== Given request ==
Pull out all lines from the listing below in which the word "least" appears.

>> begin Dataset rows

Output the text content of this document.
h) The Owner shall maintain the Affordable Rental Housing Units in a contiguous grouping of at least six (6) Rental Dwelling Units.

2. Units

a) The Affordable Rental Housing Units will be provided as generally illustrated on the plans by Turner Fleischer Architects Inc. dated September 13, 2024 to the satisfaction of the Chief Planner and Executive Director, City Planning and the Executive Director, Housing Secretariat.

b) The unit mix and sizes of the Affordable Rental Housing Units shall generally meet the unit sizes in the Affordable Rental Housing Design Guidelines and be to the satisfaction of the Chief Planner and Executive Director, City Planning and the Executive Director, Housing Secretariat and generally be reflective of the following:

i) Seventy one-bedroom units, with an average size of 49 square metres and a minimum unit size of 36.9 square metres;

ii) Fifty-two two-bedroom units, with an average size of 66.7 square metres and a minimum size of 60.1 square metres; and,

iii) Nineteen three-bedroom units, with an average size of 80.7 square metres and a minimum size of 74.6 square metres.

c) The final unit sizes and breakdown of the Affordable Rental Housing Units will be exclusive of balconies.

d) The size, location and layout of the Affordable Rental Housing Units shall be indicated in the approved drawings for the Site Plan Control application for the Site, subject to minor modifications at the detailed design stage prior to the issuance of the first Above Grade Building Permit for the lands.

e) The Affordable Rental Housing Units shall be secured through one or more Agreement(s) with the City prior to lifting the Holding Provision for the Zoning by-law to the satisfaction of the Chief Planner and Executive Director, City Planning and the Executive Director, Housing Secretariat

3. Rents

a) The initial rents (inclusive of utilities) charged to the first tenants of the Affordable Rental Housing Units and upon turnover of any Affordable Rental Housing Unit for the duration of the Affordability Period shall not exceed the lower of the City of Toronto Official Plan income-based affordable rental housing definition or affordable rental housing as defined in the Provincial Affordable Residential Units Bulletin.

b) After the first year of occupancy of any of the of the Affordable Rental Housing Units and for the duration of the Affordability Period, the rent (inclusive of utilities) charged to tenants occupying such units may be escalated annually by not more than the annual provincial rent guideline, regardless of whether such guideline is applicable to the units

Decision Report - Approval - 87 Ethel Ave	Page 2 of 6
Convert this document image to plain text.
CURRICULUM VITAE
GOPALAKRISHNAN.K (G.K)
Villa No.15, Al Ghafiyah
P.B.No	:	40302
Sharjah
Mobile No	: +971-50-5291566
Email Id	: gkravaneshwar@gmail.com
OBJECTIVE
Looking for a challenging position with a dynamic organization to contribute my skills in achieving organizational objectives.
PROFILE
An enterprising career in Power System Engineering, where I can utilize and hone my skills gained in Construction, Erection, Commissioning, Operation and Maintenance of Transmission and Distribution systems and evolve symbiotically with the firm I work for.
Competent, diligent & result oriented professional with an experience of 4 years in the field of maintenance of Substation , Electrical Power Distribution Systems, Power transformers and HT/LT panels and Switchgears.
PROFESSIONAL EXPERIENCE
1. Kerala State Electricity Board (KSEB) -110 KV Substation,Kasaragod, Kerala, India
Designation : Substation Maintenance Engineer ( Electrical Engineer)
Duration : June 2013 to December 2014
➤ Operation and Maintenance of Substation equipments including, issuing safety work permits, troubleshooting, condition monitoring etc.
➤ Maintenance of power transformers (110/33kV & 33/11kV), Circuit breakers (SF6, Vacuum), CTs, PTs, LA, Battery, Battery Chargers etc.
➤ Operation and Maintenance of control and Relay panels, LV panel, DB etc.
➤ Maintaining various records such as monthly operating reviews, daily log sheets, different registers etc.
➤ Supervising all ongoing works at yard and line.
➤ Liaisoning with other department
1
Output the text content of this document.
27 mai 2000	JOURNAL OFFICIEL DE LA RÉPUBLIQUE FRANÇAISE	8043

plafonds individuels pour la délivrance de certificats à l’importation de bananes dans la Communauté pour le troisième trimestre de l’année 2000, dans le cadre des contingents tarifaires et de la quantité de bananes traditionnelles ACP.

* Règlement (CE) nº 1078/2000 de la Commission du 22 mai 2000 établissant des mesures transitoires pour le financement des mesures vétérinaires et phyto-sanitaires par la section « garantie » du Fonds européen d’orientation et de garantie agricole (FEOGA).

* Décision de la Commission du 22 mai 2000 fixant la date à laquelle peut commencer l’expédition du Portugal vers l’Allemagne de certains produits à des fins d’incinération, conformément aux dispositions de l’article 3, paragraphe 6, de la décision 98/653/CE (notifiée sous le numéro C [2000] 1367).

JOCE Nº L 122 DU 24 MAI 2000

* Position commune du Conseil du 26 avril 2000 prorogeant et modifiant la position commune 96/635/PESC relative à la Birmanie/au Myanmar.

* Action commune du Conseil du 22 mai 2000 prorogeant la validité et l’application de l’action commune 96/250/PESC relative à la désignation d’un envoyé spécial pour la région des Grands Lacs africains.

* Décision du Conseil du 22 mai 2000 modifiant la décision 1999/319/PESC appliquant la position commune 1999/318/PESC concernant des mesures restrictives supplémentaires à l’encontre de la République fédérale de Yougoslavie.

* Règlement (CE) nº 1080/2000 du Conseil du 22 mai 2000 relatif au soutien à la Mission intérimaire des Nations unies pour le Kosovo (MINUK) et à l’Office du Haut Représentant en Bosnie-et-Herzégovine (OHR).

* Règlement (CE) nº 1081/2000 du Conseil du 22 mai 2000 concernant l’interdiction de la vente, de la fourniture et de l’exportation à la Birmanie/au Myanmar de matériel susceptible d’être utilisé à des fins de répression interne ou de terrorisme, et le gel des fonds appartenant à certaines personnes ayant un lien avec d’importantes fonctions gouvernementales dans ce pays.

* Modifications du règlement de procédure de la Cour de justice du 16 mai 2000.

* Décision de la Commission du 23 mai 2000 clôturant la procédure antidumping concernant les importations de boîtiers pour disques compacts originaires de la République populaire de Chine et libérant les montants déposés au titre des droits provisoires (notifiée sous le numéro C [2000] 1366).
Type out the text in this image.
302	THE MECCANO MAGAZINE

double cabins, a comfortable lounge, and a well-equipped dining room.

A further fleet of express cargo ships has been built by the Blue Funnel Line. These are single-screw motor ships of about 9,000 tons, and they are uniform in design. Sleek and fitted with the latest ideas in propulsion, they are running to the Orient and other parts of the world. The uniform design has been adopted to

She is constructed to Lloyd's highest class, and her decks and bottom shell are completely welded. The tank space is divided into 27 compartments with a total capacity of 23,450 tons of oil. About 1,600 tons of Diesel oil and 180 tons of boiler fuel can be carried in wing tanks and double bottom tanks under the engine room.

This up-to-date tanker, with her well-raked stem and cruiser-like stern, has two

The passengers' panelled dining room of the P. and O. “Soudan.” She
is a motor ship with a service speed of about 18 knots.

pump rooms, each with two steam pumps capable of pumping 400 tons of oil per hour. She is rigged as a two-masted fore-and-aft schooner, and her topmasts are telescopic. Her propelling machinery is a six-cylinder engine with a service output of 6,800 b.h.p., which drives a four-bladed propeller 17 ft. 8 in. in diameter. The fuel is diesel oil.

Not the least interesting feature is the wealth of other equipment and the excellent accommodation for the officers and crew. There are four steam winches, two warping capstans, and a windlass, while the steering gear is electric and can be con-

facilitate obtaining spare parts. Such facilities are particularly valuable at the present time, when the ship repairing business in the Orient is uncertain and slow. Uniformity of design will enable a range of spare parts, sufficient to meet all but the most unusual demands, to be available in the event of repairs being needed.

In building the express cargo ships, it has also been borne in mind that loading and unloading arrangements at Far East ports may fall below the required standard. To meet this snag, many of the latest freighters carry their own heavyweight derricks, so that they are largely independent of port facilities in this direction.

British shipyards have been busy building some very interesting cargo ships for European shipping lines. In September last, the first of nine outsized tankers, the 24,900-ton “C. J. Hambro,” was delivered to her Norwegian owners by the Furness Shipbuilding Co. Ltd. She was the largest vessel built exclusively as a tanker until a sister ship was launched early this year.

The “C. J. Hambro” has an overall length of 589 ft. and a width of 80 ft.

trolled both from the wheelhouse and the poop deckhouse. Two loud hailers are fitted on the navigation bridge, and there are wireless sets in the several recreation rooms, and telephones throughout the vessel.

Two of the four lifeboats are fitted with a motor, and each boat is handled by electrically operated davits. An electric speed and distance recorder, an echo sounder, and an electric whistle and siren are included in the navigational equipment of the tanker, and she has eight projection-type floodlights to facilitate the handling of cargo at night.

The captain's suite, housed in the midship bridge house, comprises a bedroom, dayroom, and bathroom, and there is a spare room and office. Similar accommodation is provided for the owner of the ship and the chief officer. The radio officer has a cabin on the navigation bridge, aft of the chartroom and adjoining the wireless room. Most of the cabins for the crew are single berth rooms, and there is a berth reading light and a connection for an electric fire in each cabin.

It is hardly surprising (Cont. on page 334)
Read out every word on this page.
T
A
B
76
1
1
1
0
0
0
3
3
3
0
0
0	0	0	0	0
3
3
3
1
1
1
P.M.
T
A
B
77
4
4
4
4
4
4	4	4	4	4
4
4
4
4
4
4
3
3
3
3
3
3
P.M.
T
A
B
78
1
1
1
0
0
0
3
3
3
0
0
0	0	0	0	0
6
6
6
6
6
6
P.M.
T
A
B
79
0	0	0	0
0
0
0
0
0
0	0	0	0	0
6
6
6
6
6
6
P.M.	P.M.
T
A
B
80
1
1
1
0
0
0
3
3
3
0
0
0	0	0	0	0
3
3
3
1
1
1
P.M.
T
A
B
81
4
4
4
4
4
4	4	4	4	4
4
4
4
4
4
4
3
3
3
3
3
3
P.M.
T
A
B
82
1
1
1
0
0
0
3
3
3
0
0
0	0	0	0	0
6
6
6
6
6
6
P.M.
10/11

>> end Dataset rows

== Solution ==
h) The Owner shall maintain the Affordable Rental Housing Units in a contiguous grouping of at least six (6) Rental Dwelling Units.
Not the least interesting feature is the wealth of other equipment and the excellent accommodation for the officers and crew. There are four steam winches, two warping capstans, and a windlass, while the steering gear is electric and can be con-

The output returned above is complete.